━━━ Page text ━━━

Congress responded with the Alaska Native Claims Settlement Act in 1971: Alaska Natives were assigned 40 million acres, plus $925.5 million in payments to compensate them for giving up their claims to the rest of the land and to oil, natural gas, and mineral rights. The Settlement Act provided for the creation of Native corporations—one for each village, plus thirteen larger regional entities—among which the settlement funds were divided. The corporations would legally own the land and take responsibility for the compensation money. The Arctic Slope Regional Corporation covers the area of Alaska that lies north of the Brooks Range—an expanse the size of Utah. Today, it is the largest Alaskan-owned corporation, with a thriving set of subsidiaries that largely function as contractors on the Prudhoe Bay oil fields. All of its shareholders are Alaska Natives from within that northern region.
Ten years after the Prudhoe oil field was found, the first wells began extracting black crude oil and funneling it into the pipeline system. Since then, the North Slope Borough has been collecting large property taxes from the industry and using the money to fund public services and create employment for Borough residents—a flow of benefits that has ensured that the onshore oil industry around Prudhoe Bay is relatively uncontroversial within North Slope communities, whose quality of life has been utterly transformed. The Inupiat have been able to invest in new infrastructure and buy previously unaffordable goods that support their subsistence practices—epitomized perhaps by the snowmobiles that helped kill off sled dogs and hunt more seal. Those onshore oil fields, however, are beginning to run dry. The pipeline is now only one-third full, and the industry’s attention has shifted to the oil thought to lie offshore. Although drilling into the seabed is not yet underway (Shell and its ilk having been held back by regulatory impediments and technical misadventures), it is proving to be far more divisive than its terrestrial counterpart.

━━━ Dataset content ━━━

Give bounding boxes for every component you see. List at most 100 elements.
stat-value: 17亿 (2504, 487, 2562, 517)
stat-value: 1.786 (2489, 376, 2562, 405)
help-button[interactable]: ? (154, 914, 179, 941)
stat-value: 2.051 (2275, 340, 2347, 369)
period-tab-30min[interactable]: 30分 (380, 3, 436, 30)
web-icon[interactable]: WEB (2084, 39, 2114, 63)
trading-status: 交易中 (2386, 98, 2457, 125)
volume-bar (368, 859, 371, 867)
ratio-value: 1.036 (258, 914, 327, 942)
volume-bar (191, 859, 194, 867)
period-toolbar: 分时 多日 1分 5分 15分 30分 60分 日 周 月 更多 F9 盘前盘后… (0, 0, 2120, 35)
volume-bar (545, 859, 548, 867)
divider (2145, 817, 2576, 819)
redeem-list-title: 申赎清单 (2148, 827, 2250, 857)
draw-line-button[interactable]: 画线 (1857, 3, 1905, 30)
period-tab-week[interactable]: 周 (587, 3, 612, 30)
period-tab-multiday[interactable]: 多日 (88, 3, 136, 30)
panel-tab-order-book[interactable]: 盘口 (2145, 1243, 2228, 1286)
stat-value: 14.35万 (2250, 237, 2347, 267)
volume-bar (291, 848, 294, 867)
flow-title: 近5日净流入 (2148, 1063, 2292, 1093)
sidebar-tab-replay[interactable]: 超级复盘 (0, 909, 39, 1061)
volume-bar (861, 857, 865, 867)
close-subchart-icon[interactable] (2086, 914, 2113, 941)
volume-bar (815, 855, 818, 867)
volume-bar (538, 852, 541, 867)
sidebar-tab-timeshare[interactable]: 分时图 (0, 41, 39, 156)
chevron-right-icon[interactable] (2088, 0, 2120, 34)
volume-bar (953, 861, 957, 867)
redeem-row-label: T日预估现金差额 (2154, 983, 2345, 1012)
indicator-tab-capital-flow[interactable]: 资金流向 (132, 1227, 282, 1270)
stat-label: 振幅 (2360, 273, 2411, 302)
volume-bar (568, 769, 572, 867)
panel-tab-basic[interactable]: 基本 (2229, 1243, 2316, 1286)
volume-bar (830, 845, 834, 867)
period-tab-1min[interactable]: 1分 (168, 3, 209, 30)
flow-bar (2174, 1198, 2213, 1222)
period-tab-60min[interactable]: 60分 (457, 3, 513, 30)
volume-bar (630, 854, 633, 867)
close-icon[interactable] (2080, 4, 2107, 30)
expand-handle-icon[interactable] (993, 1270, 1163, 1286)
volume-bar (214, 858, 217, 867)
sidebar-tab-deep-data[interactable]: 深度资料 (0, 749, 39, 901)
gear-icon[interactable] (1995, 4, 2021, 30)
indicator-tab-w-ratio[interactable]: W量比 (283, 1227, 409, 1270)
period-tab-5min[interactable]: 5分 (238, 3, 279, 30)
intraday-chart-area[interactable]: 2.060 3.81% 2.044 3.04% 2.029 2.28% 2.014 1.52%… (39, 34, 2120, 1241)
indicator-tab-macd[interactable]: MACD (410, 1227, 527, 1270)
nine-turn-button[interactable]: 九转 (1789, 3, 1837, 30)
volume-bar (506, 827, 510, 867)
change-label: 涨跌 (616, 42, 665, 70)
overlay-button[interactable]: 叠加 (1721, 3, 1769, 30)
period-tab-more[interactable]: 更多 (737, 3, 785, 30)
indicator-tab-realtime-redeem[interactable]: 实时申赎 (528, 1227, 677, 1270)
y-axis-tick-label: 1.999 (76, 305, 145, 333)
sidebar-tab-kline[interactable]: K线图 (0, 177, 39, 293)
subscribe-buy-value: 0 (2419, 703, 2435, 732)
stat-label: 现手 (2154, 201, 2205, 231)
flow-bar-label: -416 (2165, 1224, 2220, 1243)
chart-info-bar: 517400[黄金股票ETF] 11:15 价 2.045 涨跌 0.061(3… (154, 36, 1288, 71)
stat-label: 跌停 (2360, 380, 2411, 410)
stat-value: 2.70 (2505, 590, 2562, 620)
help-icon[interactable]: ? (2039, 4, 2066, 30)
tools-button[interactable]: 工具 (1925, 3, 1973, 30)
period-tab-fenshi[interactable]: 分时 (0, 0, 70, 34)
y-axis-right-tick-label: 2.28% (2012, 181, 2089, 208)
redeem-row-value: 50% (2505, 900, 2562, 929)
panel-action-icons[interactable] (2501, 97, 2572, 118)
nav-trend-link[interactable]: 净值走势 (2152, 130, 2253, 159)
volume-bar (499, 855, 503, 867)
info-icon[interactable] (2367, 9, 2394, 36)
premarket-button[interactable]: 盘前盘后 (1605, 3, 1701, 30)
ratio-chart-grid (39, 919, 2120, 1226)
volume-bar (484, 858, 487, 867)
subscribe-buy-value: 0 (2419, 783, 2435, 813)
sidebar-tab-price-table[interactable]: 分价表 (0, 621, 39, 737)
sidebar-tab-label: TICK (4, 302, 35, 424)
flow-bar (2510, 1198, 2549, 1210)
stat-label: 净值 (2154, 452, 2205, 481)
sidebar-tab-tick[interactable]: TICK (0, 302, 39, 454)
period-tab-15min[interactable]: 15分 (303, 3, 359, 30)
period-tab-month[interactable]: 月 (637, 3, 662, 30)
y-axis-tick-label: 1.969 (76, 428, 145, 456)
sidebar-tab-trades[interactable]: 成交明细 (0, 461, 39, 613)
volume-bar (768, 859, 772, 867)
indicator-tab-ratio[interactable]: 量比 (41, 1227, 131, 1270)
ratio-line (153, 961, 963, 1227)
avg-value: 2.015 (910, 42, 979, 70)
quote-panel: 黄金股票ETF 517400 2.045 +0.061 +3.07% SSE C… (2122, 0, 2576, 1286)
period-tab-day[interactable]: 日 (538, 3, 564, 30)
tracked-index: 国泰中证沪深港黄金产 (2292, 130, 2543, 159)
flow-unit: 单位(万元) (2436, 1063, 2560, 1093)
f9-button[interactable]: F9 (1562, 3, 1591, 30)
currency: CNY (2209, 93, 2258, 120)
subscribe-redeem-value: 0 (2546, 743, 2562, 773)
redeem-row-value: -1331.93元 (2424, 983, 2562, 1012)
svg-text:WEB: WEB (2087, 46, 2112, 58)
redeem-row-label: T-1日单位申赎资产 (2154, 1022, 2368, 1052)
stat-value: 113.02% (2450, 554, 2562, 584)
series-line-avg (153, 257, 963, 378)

━━━

Answer from the passage on Alaska Native claims and North Slope oil:
1. How many acres were Alaska Natives assigned under the 1971 Settlement Act?
2. Which part of Alaska does the Arctic Slope Regional Corporation cover?
3. How full is the pipeline now?

1. 40 million acres.
2. The area that lies north of the Brooks Range.
3. Only one-third full.